• WHAT TO PRODUCE
State how many lines of the records contain the string "按照局项目管理达标手册提供的附表实施", and give no other information.

start EXTRACTED MATERIAL

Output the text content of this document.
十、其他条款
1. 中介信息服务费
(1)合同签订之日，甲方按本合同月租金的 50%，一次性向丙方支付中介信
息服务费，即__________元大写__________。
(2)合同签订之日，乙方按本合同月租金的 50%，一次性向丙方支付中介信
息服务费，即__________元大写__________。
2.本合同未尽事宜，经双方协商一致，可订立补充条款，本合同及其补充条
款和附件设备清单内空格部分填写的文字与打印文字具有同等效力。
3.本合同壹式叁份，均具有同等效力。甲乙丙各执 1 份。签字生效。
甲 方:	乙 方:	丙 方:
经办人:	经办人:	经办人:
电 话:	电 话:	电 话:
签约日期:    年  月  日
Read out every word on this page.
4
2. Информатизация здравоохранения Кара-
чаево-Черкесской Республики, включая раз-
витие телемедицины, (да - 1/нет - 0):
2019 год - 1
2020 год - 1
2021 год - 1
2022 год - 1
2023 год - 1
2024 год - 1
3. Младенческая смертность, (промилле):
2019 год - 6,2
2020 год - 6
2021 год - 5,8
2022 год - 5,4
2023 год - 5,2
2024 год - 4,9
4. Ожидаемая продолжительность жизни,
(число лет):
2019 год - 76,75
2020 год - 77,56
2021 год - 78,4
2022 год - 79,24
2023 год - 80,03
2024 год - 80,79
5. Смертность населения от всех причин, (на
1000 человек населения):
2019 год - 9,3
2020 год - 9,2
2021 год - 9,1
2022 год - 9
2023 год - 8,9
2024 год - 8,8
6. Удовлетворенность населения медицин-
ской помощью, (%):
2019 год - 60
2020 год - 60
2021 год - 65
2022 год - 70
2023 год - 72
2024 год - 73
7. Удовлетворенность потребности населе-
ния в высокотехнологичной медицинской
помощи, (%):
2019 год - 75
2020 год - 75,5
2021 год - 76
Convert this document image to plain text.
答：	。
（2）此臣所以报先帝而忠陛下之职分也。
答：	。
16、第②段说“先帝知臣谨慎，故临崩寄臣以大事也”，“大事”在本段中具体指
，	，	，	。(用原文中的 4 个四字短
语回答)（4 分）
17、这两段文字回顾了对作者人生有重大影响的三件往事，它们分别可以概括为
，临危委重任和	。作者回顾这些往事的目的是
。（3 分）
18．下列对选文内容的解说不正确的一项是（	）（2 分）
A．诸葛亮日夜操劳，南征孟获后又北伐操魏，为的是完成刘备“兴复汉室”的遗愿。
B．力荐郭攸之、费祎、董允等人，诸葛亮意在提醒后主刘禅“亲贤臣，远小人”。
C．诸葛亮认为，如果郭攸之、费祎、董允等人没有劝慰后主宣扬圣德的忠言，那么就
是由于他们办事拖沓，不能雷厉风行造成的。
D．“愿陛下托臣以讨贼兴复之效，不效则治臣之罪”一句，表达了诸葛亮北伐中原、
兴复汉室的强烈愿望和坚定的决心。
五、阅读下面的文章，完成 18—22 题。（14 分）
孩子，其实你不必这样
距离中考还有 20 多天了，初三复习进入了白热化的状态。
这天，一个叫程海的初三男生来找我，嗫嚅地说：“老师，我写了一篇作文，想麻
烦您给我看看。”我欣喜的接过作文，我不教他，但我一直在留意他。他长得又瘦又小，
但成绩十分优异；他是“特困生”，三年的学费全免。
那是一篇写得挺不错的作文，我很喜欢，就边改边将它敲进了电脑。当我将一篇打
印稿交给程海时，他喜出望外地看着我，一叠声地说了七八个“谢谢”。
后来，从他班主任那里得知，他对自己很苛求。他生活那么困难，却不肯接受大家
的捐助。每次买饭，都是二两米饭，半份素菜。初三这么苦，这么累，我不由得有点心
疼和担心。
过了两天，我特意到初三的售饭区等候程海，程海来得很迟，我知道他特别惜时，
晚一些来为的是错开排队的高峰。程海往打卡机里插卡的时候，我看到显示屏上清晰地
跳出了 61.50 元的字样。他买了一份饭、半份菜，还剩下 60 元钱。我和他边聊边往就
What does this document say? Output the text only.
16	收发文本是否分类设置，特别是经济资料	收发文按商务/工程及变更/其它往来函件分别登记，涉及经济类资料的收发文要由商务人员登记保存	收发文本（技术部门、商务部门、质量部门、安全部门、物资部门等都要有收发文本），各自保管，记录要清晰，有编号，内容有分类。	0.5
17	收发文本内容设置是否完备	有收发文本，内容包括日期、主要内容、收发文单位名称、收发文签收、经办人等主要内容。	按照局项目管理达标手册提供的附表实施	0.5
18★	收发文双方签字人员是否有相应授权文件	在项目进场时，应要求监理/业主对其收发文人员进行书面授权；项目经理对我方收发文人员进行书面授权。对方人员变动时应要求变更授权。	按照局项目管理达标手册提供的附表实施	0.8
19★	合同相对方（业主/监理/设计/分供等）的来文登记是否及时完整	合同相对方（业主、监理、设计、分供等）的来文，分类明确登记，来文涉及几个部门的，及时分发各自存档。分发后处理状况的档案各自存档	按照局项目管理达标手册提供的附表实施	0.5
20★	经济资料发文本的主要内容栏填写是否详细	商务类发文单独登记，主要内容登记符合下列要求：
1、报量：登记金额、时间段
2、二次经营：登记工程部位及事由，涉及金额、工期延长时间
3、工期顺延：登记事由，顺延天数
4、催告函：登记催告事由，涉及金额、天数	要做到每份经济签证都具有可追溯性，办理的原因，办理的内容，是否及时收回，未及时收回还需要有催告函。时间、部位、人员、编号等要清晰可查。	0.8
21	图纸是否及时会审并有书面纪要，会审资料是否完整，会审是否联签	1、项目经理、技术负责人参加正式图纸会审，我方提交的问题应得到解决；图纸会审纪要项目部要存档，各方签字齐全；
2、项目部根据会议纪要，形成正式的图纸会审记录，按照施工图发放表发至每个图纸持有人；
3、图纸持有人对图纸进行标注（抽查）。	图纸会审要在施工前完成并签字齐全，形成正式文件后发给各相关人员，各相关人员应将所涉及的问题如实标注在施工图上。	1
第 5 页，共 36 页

end EXTRACTED MATERIAL

• COMPLETE ANSWER
3